TASK BRIEF:
Write out the complete material exactly as it stands.

RECORDED INFORMATION:
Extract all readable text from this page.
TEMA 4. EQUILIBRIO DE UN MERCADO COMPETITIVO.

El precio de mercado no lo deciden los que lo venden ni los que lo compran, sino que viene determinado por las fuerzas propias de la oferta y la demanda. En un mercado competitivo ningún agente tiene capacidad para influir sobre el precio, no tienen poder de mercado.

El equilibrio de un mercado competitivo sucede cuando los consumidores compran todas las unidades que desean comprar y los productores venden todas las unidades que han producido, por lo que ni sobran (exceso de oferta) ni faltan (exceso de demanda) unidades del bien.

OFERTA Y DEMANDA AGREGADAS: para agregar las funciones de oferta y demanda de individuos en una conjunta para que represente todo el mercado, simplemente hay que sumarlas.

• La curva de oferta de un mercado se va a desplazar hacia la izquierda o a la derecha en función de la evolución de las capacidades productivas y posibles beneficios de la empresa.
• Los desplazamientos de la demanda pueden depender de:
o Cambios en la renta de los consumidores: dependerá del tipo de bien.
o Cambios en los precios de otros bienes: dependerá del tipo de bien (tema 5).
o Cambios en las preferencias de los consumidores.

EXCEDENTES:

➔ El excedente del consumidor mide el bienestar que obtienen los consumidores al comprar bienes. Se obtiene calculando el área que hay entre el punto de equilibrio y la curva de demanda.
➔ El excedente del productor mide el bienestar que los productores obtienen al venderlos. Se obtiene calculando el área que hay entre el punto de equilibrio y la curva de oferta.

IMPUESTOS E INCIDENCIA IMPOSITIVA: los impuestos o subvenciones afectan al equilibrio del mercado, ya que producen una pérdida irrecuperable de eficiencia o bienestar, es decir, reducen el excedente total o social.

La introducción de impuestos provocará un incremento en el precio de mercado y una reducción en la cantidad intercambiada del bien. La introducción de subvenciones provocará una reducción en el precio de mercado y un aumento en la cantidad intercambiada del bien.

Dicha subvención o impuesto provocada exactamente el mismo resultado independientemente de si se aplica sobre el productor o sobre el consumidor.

WRITTEN REPLY:
Extract all readable text from this page.
TEMA 4. EQUILIBRIO DE UN MERCADO COMPETITIVO.

El precio de mercado no lo deciden los que lo venden ni los que lo compran, sino que viene determinado por las fuerzas propias de la oferta y la demanda. En un mercado competitivo ningún agente tiene capacidad para influir sobre el precio, no tienen poder de mercado.

El equilibrio de un mercado competitivo sucede cuando los consumidores compran todas las unidades que desean comprar y los productores venden todas las unidades que han producido, por lo que ni sobran (exceso de oferta) ni faltan (exceso de demanda) unidades del bien.

OFERTA Y DEMANDA AGREGADAS: para agregar las funciones de oferta y demanda de individuos en una conjunta para que represente todo el mercado, simplemente hay que sumarlas.

• La curva de oferta de un mercado se va a desplazar hacia la izquierda o a la derecha en función de la evolución de las capacidades productivas y posibles beneficios de la empresa.
• Los desplazamientos de la demanda pueden depender de:
o Cambios en la renta de los consumidores: dependerá del tipo de bien.
o Cambios en los precios de otros bienes: dependerá del tipo de bien (tema 5).
o Cambios en las preferencias de los consumidores.

EXCEDENTES:

➔ El excedente del consumidor mide el bienestar que obtienen los consumidores al comprar bienes. Se obtiene calculando el área que hay entre el punto de equilibrio y la curva de demanda.
➔ El excedente del productor mide el bienestar que los productores obtienen al venderlos. Se obtiene calculando el área que hay entre el punto de equilibrio y la curva de oferta.

IMPUESTOS E INCIDENCIA IMPOSITIVA: los impuestos o subvenciones afectan al equilibrio del mercado, ya que producen una pérdida irrecuperable de eficiencia o bienestar, es decir, reducen el excedente total o social.

La introducción de impuestos provocará un incremento en el precio de mercado y una reducción en la cantidad intercambiada del bien. La introducción de subvenciones provocará una reducción en el precio de mercado y un aumento en la cantidad intercambiada del bien.

Dicha subvención o impuesto provocada exactamente el mismo resultado independientemente de si se aplica sobre el productor o sobre el consumidor.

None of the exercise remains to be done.